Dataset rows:
━━━━━━

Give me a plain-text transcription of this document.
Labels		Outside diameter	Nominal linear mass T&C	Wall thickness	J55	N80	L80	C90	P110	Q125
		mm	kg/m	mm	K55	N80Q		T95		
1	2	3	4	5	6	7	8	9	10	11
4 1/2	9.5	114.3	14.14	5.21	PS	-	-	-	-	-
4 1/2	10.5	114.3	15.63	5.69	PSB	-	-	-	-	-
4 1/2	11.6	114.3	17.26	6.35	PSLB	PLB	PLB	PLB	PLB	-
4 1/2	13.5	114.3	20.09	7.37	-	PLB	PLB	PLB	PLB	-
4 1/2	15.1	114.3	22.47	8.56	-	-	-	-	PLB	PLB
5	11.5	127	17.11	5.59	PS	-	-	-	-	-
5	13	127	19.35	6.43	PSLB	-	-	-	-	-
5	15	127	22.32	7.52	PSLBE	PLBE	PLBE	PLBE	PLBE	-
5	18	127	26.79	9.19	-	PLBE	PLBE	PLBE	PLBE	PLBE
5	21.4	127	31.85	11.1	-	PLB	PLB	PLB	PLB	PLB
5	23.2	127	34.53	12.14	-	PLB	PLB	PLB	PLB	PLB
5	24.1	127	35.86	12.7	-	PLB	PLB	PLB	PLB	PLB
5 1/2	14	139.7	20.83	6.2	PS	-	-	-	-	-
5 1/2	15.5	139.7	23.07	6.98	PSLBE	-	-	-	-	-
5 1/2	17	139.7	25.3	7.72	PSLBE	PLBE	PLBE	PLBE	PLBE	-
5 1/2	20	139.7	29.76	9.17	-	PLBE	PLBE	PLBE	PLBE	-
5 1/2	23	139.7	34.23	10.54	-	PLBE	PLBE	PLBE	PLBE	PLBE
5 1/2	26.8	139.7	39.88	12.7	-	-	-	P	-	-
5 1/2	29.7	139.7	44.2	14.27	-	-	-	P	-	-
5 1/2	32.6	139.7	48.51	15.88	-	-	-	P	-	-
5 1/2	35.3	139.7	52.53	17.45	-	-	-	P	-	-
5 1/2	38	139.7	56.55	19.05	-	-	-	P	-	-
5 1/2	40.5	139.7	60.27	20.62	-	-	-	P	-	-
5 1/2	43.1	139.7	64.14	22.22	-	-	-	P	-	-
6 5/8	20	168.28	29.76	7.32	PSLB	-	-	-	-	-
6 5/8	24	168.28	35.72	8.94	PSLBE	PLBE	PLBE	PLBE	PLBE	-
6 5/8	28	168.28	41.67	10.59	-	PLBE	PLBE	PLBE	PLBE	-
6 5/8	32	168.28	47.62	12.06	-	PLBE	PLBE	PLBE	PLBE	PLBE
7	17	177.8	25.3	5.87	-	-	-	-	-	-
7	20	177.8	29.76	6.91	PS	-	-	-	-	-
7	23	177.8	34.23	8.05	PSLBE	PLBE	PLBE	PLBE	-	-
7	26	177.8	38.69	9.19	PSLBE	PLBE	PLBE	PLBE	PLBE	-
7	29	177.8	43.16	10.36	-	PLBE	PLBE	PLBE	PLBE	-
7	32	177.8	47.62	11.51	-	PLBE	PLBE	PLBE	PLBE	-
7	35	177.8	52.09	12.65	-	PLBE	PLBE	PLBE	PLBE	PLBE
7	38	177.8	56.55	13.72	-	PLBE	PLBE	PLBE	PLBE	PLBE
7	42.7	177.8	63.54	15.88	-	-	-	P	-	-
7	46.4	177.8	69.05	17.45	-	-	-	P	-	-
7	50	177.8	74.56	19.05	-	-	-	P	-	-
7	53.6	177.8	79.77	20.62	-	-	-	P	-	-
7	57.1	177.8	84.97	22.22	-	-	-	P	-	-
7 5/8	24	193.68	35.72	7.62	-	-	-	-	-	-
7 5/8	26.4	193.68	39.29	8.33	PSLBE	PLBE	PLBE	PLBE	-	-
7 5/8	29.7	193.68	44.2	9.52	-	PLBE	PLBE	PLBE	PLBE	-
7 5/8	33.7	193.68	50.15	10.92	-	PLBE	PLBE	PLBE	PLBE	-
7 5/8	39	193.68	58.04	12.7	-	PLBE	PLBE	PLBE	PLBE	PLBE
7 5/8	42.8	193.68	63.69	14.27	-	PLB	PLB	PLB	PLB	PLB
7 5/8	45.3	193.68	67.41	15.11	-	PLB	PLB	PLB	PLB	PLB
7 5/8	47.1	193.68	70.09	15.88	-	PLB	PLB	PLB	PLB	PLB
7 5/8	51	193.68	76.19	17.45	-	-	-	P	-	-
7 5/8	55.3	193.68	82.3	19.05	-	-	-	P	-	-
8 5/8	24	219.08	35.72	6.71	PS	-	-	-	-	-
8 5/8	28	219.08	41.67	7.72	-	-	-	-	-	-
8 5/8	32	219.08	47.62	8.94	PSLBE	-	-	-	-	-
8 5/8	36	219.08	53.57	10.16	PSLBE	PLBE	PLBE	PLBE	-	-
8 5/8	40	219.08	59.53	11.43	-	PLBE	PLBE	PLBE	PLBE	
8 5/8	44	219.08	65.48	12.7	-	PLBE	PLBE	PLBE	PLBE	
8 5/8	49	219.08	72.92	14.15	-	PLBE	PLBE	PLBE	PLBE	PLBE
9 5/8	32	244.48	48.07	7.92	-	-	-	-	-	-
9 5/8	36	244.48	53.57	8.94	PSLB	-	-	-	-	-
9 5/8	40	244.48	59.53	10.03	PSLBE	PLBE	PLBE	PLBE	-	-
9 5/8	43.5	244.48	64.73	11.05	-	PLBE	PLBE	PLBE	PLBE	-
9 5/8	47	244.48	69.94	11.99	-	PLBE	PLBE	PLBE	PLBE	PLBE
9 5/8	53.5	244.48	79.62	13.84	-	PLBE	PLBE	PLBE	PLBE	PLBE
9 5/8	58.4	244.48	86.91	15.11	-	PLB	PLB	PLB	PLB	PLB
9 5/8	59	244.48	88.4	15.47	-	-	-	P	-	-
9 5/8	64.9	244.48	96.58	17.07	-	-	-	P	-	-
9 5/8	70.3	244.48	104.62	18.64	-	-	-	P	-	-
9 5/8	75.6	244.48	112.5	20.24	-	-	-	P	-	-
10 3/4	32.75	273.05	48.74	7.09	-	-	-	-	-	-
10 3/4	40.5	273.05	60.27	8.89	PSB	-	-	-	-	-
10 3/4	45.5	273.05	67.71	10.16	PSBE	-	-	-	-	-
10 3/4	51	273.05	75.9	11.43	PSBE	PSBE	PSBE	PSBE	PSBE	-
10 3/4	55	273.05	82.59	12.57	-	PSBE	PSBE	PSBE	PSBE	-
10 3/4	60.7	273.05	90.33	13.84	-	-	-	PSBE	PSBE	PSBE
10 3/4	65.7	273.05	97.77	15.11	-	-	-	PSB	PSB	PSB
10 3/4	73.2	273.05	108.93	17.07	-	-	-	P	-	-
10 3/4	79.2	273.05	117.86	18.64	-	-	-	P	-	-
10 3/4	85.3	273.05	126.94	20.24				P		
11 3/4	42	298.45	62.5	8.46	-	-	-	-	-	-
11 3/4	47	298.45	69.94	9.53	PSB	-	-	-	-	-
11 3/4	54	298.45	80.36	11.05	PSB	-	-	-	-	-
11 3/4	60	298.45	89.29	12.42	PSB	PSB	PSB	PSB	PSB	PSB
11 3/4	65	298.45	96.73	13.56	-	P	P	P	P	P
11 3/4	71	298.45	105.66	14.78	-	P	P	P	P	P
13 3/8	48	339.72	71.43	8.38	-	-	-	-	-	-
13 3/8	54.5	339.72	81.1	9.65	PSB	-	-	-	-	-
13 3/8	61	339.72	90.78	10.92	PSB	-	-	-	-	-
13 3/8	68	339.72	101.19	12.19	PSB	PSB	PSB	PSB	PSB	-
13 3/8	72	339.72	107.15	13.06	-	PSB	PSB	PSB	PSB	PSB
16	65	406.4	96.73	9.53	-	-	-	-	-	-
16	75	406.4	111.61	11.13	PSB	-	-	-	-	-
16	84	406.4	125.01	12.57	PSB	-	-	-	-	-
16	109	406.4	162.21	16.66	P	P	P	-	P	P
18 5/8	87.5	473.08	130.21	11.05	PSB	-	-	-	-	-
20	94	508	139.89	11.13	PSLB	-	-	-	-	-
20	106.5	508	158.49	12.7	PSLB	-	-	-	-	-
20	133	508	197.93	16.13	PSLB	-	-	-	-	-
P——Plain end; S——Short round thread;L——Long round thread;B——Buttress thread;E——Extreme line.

━━━━━━

Check the data for the word "PSLBE" and pull out the lines that have it.

__Complete response__
5	15	127	22.32	7.52	PSLBE	PLBE	PLBE	PLBE	PLBE	-
5 1/2	15.5	139.7	23.07	6.98	PSLBE	-	-	-	-	-
5 1/2	17	139.7	25.3	7.72	PSLBE	PLBE	PLBE	PLBE	PLBE	-
6 5/8	24	168.28	35.72	8.94	PSLBE	PLBE	PLBE	PLBE	PLBE	-
7	23	177.8	34.23	8.05	PSLBE	PLBE	PLBE	PLBE	-	-
7	26	177.8	38.69	9.19	PSLBE	PLBE	PLBE	PLBE	PLBE	-
7 5/8	26.4	193.68	39.29	8.33	PSLBE	PLBE	PLBE	PLBE	-	-
8 5/8	32	219.08	47.62	8.94	PSLBE	-	-	-	-	-
8 5/8	36	219.08	53.57	10.16	PSLBE	PLBE	PLBE	PLBE	-	-
9 5/8	40	244.48	59.53	10.03	PSLBE	PLBE	PLBE	PLBE	-	-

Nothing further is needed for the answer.